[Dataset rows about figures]
========================================================================

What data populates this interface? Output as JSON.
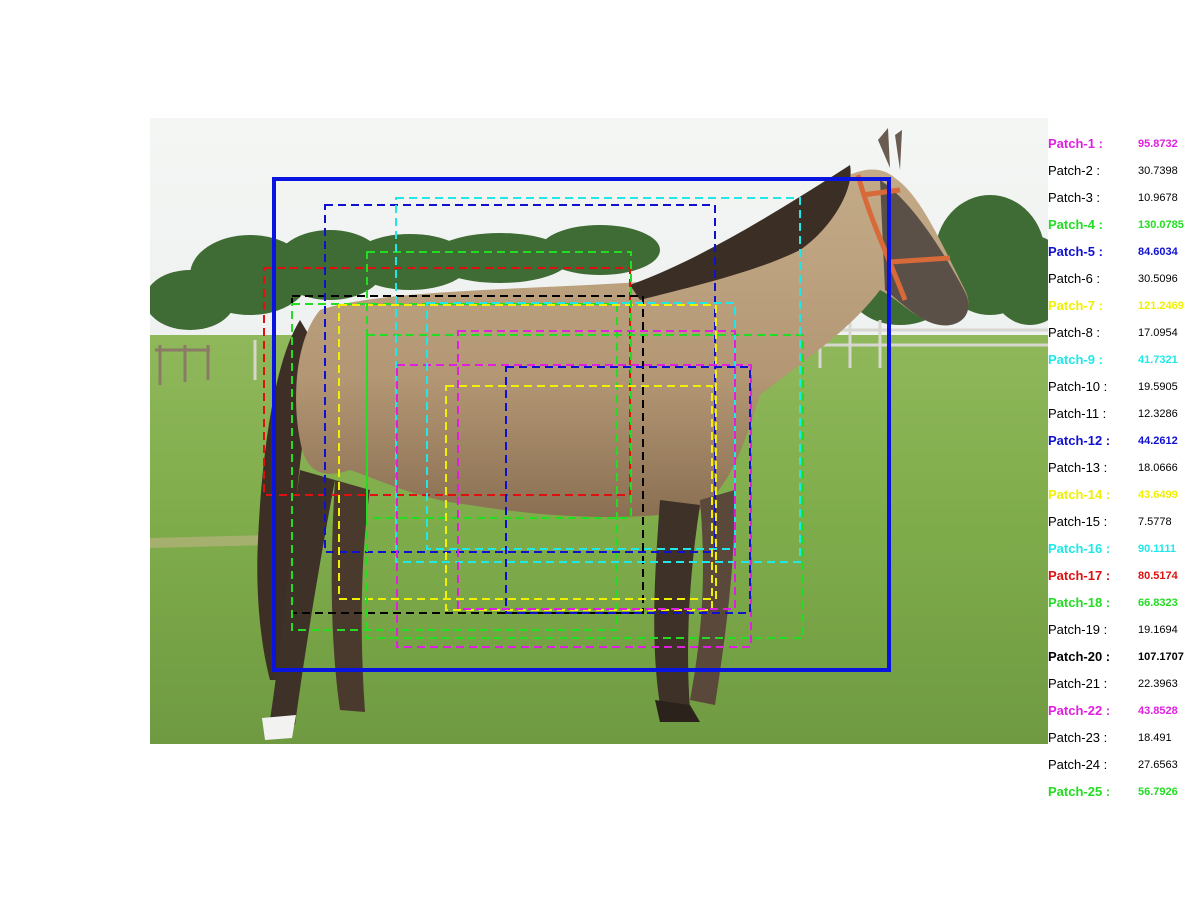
{
  "patches": [
    {
      "label": "Patch-1 :",
      "score": "95.8732",
      "color": "#e020e0",
      "highlight": true
    },
    {
      "label": "Patch-2 :",
      "score": "30.7398",
      "color": "#000000",
      "highlight": false
    },
    {
      "label": "Patch-3 :",
      "score": "10.9678",
      "color": "#000000",
      "highlight": false
    },
    {
      "label": "Patch-4 :",
      "score": "130.0785",
      "color": "#22dd22",
      "highlight": true
    },
    {
      "label": "Patch-5 :",
      "score": "84.6034",
      "color": "#1010d0",
      "highlight": true
    },
    {
      "label": "Patch-6 :",
      "score": "30.5096",
      "color": "#000000",
      "highlight": false
    },
    {
      "label": "Patch-7 :",
      "score": "121.2469",
      "color": "#f0f000",
      "highlight": true
    },
    {
      "label": "Patch-8 :",
      "score": "17.0954",
      "color": "#000000",
      "highlight": false
    },
    {
      "label": "Patch-9 :",
      "score": "41.7321",
      "color": "#20e8e8",
      "highlight": true
    },
    {
      "label": "Patch-10 :",
      "score": "19.5905",
      "color": "#000000",
      "highlight": false
    },
    {
      "label": "Patch-11 :",
      "score": "12.3286",
      "color": "#000000",
      "highlight": false
    },
    {
      "label": "Patch-12 :",
      "score": "44.2612",
      "color": "#1010d0",
      "highlight": true
    },
    {
      "label": "Patch-13 :",
      "score": "18.0666",
      "color": "#000000",
      "highlight": false
    },
    {
      "label": "Patch-14 :",
      "score": "43.6499",
      "color": "#f0f000",
      "highlight": true
    },
    {
      "label": "Patch-15 :",
      "score": "7.5778",
      "color": "#000000",
      "highlight": false
    },
    {
      "label": "Patch-16 :",
      "score": "90.1111",
      "color": "#20e8e8",
      "highlight": true
    },
    {
      "label": "Patch-17 :",
      "score": "80.5174",
      "color": "#e01010",
      "highlight": true
    },
    {
      "label": "Patch-18 :",
      "score": "66.8323",
      "color": "#22dd22",
      "highlight": true
    },
    {
      "label": "Patch-19 :",
      "score": "19.1694",
      "color": "#000000",
      "highlight": false
    },
    {
      "label": "Patch-20 :",
      "score": "107.1707",
      "color": "#000000",
      "highlight": true
    },
    {
      "label": "Patch-21 :",
      "score": "22.3963",
      "color": "#000000",
      "highlight": false
    },
    {
      "label": "Patch-22 :",
      "score": "43.8528",
      "color": "#e020e0",
      "highlight": true
    },
    {
      "label": "Patch-23 :",
      "score": "18.491",
      "color": "#000000",
      "highlight": false
    },
    {
      "label": "Patch-24 :",
      "score": "27.6563",
      "color": "#000000",
      "highlight": false
    },
    {
      "label": "Patch-25 :",
      "score": "56.7926",
      "color": "#22dd22",
      "highlight": true
    }
  ]
}
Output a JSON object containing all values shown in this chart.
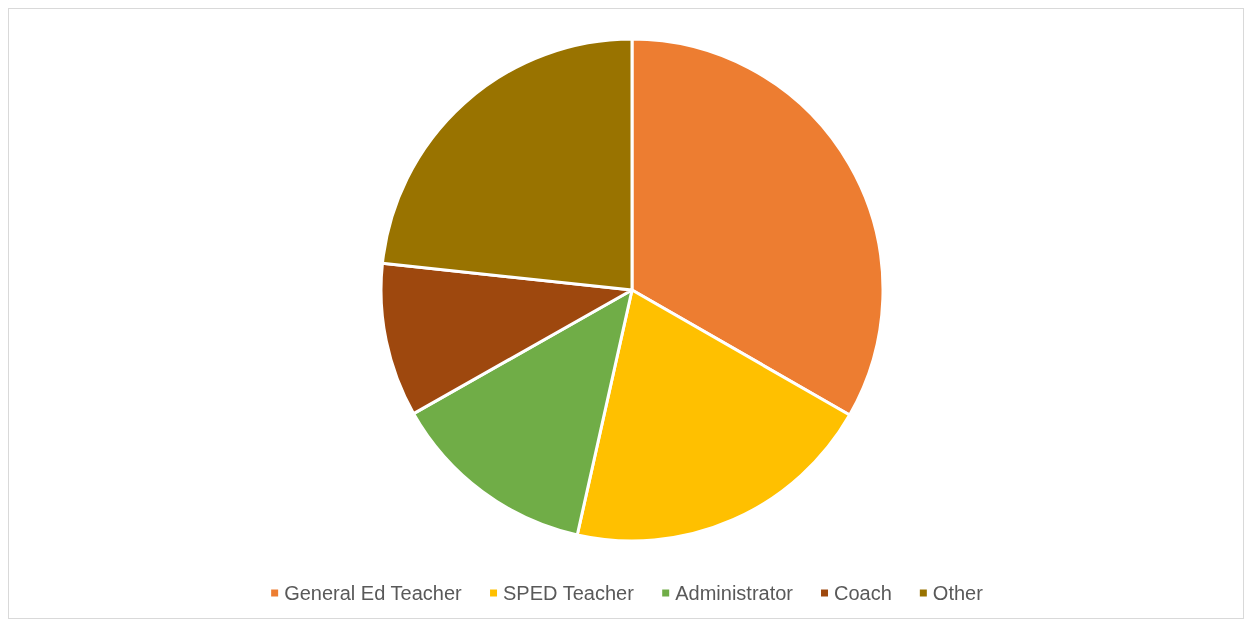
{
  "chart_data": {
    "type": "pie",
    "categories": [
      "General Ed Teacher",
      "SPED Teacher",
      "Administrator",
      "Coach",
      "Other"
    ],
    "values": [
      33.3,
      20.2,
      13.3,
      9.9,
      23.3
    ],
    "colors": [
      "#ed7d31",
      "#ffc000",
      "#70ad47",
      "#9e480e",
      "#997300"
    ],
    "legend": "bottom"
  }
}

========================================================================

Stated task |
Pull out every line of the entries that includes the word "Output".

Response to the task |
What data populates this interface? Output as JSON.
Output a JSON object containing all values shown in this chart.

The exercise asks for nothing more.